#### EXERCISE MATERIALS

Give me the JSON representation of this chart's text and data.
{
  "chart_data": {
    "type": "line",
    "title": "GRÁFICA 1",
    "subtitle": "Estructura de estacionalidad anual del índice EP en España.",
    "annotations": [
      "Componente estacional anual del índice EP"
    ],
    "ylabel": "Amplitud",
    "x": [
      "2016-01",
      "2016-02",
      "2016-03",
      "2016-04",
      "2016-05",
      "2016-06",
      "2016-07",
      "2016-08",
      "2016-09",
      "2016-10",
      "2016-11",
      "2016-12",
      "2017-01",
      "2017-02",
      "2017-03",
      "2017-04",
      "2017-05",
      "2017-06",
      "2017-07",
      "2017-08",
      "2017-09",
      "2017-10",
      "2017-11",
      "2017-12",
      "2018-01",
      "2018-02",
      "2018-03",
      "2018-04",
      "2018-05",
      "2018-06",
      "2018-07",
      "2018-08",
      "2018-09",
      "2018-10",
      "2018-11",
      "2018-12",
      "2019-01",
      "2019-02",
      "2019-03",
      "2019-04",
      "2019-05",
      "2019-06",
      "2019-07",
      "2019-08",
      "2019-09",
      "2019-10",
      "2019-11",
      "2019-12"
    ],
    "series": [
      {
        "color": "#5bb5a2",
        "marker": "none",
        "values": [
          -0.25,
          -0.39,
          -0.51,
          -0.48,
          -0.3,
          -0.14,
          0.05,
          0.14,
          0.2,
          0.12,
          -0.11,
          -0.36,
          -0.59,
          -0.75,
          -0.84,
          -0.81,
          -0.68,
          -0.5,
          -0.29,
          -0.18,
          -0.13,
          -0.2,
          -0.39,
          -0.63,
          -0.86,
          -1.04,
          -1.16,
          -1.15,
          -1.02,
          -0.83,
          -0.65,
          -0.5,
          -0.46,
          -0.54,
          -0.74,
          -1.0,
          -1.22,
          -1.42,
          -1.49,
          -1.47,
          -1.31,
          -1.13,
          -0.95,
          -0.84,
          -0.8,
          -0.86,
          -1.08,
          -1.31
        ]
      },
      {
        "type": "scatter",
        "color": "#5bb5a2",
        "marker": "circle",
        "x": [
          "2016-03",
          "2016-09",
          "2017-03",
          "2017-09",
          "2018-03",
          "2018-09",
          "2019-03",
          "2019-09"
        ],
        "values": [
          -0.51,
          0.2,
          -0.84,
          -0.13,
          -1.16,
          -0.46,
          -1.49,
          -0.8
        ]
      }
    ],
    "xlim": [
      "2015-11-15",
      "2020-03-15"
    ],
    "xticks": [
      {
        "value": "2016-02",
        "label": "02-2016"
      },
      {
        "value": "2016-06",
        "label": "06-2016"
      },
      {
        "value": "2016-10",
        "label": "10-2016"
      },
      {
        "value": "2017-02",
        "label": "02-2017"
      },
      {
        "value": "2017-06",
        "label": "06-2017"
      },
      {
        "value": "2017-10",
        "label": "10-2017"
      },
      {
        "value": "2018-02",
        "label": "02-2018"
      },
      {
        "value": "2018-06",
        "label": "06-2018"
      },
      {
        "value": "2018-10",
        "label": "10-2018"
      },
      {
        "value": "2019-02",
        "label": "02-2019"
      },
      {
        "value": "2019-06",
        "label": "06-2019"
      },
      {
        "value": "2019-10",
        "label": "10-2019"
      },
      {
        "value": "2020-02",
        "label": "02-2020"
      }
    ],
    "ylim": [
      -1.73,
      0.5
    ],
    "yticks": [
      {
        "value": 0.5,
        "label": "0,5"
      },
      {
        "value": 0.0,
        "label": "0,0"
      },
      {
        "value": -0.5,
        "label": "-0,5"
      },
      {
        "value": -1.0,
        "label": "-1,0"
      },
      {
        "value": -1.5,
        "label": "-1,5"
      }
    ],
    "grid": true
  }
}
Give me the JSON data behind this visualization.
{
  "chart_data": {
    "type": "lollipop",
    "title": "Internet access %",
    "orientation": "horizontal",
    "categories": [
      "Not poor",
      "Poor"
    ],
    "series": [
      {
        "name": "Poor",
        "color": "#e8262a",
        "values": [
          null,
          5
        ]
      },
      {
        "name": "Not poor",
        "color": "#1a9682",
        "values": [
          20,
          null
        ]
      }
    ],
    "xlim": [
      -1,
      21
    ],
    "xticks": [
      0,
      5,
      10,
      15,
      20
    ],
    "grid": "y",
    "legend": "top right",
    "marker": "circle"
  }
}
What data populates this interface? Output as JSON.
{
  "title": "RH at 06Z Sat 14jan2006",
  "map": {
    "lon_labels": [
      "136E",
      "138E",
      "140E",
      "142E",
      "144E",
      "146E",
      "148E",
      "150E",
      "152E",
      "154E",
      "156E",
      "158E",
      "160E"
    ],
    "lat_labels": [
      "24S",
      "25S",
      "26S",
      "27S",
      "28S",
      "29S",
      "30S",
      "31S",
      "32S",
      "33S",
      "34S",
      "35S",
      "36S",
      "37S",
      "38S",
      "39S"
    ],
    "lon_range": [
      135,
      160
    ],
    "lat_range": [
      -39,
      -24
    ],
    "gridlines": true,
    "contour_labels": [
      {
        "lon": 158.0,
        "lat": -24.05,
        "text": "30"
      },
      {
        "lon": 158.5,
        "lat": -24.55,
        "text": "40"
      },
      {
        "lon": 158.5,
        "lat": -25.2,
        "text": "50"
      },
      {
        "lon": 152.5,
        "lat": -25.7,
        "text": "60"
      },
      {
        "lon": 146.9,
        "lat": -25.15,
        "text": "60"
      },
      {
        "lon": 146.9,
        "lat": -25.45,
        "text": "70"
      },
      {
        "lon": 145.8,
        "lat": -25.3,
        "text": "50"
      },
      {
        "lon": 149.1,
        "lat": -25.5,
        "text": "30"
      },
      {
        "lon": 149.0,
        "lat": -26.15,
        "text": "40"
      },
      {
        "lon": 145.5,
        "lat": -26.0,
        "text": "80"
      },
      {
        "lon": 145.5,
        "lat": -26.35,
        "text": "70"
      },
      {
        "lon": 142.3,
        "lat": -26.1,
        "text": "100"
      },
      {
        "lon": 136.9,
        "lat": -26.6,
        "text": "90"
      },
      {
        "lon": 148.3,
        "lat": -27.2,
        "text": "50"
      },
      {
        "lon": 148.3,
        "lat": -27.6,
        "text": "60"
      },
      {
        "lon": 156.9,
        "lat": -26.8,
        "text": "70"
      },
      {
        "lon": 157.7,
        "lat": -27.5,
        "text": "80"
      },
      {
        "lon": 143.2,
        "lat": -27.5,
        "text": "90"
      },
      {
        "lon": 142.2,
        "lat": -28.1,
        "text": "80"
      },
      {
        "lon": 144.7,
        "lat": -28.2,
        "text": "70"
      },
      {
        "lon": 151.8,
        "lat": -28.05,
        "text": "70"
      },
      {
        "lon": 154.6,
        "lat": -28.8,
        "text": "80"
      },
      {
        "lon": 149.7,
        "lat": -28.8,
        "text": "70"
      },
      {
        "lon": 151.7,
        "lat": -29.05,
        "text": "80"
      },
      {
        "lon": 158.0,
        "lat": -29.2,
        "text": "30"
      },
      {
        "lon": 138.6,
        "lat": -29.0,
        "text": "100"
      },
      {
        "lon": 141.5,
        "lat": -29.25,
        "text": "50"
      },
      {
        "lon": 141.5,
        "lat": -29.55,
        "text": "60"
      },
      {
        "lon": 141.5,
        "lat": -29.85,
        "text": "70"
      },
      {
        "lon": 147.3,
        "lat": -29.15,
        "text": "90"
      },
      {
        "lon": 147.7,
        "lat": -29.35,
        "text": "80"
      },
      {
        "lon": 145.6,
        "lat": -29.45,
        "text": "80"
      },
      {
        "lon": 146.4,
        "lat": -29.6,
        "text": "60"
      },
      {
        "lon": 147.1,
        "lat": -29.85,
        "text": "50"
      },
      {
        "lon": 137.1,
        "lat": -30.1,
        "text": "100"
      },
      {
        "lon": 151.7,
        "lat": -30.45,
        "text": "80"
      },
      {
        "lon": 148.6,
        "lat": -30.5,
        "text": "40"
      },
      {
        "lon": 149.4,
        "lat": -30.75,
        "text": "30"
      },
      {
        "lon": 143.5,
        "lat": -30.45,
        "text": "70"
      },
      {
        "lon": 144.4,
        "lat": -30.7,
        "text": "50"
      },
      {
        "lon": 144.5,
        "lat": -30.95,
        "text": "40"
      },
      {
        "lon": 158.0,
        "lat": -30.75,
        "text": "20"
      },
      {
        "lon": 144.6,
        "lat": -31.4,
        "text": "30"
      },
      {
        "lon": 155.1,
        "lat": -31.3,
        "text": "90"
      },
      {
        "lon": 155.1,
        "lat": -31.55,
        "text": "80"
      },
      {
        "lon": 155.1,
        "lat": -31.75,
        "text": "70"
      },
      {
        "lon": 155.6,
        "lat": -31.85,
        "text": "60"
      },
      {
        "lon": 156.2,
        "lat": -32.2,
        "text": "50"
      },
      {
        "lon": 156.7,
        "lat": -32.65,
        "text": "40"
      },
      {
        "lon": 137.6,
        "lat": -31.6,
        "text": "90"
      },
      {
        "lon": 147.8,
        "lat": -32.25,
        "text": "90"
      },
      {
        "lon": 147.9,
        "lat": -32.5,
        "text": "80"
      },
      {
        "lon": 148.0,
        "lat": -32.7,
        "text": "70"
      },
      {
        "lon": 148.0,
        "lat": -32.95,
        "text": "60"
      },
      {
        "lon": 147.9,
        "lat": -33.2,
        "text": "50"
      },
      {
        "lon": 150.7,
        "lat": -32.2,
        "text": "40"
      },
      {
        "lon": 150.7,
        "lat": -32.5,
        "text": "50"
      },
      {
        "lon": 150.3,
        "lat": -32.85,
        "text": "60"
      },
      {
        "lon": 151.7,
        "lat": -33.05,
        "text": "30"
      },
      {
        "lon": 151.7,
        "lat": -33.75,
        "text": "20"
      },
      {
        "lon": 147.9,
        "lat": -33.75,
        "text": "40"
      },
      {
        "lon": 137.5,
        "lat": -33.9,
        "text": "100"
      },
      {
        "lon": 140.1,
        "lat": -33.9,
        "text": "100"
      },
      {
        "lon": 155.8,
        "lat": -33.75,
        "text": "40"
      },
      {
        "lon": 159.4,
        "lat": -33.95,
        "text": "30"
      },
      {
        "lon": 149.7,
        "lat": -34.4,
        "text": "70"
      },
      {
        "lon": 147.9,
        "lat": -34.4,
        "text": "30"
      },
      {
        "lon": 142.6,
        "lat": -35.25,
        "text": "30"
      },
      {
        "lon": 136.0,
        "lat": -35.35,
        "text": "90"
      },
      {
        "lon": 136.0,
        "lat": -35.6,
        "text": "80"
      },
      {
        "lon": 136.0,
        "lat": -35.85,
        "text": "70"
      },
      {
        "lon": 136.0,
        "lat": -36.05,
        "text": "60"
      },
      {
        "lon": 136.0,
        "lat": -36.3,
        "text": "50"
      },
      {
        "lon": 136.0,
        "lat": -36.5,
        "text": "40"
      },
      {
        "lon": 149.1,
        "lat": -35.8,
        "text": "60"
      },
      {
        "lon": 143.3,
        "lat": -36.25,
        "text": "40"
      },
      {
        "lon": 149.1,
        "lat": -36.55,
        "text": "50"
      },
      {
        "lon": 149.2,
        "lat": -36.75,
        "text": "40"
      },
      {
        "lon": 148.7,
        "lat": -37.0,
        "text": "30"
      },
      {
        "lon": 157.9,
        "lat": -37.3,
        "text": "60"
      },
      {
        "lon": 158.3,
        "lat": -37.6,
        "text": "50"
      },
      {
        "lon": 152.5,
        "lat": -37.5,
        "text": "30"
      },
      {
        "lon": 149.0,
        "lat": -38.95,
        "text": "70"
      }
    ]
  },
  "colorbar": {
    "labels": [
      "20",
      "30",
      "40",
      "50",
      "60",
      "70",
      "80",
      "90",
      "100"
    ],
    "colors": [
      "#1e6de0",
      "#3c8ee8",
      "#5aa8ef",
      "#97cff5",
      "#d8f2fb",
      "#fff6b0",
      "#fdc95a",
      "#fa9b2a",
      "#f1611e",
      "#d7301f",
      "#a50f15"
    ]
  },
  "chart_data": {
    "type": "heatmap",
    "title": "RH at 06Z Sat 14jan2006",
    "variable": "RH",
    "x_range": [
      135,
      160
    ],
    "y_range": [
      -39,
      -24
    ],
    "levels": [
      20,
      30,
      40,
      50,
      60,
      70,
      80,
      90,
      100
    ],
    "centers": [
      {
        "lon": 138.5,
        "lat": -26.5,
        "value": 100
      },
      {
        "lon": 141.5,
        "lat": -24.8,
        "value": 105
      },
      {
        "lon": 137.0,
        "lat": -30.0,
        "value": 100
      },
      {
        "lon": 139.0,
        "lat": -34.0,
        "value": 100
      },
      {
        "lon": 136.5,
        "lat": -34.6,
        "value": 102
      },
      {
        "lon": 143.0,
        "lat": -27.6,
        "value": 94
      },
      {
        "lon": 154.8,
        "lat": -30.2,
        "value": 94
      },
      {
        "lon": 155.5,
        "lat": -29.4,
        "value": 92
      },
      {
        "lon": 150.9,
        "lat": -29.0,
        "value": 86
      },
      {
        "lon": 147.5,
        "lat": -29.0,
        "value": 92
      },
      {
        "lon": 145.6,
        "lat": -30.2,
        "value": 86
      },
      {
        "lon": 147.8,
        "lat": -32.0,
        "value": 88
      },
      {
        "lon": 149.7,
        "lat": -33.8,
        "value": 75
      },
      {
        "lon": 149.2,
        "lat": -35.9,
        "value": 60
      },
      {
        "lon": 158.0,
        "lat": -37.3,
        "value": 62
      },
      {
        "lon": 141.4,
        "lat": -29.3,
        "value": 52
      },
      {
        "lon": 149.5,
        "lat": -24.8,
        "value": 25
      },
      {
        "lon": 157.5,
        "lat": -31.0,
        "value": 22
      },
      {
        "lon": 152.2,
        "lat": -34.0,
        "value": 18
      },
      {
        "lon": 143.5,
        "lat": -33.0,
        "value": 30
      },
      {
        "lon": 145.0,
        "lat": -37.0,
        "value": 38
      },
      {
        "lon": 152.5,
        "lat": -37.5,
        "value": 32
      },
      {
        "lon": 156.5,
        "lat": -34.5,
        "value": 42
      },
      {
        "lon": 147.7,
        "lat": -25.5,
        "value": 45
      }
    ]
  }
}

########

**WHAT YOU ARE ASKED TO DO:**
Go through the records and pull out each line that includes the word "marker".

**SOLUTION TO THIS PROBLEM:**
        "marker": "none",
        "marker": "circle",
    "marker": "circle"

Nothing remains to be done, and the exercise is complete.